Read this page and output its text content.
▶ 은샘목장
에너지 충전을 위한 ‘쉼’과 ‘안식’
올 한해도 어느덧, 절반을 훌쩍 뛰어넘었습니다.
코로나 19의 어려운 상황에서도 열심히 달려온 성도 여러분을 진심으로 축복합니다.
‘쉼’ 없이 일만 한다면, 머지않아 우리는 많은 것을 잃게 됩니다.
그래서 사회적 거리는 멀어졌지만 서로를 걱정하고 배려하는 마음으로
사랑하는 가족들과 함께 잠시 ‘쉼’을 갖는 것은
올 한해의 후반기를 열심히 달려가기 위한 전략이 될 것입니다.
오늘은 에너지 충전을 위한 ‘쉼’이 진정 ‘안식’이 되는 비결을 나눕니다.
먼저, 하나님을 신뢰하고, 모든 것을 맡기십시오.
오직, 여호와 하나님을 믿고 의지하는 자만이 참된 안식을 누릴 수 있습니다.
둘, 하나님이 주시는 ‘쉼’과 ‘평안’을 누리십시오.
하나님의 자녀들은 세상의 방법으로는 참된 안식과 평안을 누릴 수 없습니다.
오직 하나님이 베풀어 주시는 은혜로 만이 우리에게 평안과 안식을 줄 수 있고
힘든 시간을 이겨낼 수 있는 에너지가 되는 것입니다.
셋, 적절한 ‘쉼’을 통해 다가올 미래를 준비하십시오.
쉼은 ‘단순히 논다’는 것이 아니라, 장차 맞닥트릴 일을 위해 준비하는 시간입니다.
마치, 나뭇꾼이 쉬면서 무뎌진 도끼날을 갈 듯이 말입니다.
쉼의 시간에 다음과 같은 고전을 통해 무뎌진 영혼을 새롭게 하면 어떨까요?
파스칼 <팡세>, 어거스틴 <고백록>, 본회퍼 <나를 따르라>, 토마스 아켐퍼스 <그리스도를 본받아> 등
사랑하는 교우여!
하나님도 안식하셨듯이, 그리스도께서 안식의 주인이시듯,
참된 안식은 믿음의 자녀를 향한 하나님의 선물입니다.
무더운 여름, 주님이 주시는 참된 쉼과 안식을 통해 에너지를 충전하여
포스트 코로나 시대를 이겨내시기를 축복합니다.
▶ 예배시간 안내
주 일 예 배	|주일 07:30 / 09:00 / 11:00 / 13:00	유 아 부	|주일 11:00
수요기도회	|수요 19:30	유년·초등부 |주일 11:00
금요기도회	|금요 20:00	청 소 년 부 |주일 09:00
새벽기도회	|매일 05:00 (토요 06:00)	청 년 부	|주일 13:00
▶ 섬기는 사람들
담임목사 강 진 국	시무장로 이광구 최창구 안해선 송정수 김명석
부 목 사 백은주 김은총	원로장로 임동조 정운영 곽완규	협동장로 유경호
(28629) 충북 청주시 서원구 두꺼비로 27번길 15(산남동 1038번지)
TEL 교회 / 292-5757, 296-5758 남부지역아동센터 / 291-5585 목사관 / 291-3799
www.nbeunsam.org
- - - - - - -
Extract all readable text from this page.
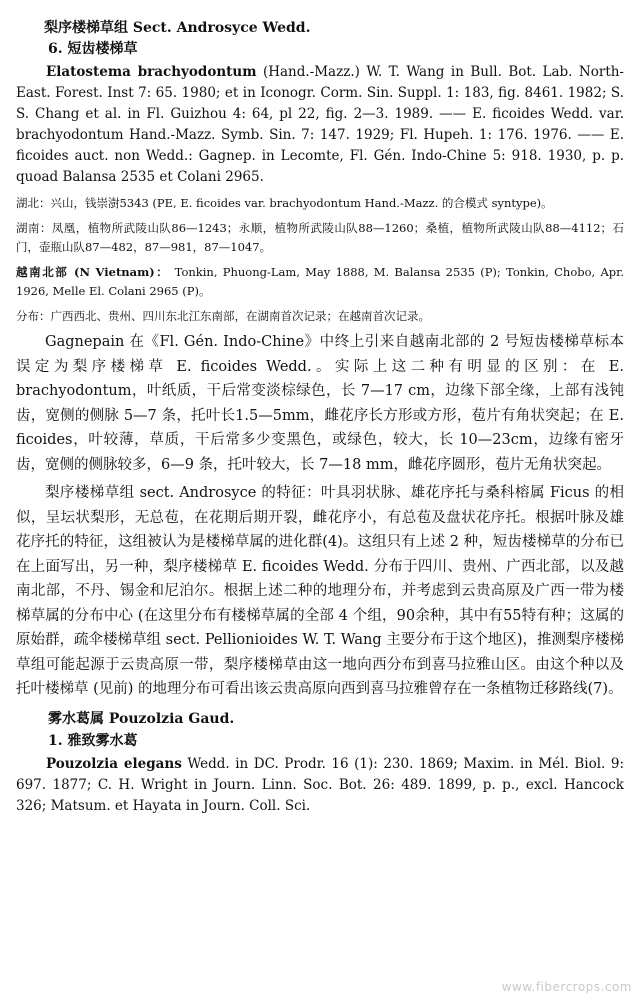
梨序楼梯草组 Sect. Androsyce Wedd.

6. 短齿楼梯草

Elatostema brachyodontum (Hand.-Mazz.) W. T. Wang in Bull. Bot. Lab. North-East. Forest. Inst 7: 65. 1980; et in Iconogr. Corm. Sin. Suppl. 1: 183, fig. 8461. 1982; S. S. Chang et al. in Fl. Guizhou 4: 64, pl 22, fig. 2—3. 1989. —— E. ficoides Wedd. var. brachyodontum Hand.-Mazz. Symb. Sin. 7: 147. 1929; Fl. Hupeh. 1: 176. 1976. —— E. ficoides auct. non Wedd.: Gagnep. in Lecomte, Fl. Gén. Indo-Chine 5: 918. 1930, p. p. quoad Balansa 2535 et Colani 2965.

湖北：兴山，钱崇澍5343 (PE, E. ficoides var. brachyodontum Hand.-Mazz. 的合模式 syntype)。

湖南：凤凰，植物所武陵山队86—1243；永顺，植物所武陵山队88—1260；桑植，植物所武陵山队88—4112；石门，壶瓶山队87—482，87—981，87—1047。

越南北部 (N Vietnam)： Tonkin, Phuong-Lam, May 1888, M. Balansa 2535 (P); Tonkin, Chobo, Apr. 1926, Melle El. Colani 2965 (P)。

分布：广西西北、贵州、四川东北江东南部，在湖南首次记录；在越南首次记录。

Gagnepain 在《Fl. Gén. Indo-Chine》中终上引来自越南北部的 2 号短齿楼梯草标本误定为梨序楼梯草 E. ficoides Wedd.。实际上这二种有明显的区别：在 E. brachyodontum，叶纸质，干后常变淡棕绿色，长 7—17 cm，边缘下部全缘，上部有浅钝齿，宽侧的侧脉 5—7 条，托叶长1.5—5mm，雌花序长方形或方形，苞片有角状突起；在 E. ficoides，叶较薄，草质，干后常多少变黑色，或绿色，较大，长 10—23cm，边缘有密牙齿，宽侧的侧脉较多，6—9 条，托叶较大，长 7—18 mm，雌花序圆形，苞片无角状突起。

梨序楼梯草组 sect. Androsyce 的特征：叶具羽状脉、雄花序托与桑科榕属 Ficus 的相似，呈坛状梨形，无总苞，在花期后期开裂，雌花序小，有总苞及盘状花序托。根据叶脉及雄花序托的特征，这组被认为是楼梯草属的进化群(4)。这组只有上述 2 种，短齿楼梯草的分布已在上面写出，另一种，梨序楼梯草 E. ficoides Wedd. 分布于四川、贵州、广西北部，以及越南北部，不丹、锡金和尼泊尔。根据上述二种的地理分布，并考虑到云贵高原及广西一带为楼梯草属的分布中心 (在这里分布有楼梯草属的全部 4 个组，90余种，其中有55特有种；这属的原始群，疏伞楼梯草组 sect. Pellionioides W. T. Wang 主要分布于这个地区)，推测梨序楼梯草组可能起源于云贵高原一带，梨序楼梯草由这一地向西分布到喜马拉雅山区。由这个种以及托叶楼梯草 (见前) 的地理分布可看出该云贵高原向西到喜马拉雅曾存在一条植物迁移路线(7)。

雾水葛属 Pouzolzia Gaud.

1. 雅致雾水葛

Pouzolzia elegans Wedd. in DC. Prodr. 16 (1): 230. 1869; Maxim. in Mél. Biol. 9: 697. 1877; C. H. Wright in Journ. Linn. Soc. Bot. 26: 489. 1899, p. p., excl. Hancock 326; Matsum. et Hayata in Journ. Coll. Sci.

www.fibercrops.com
- - - - - - -
__Request__.
Copy each line above that contains the string "하나님이".

__Final result__.
둘, 하나님이 주시는 ‘쉼’과 ‘평안’을 누리십시오.
오직 하나님이 베풀어 주시는 은혜로 만이 우리에게 평안과 안식을 줄 수 있고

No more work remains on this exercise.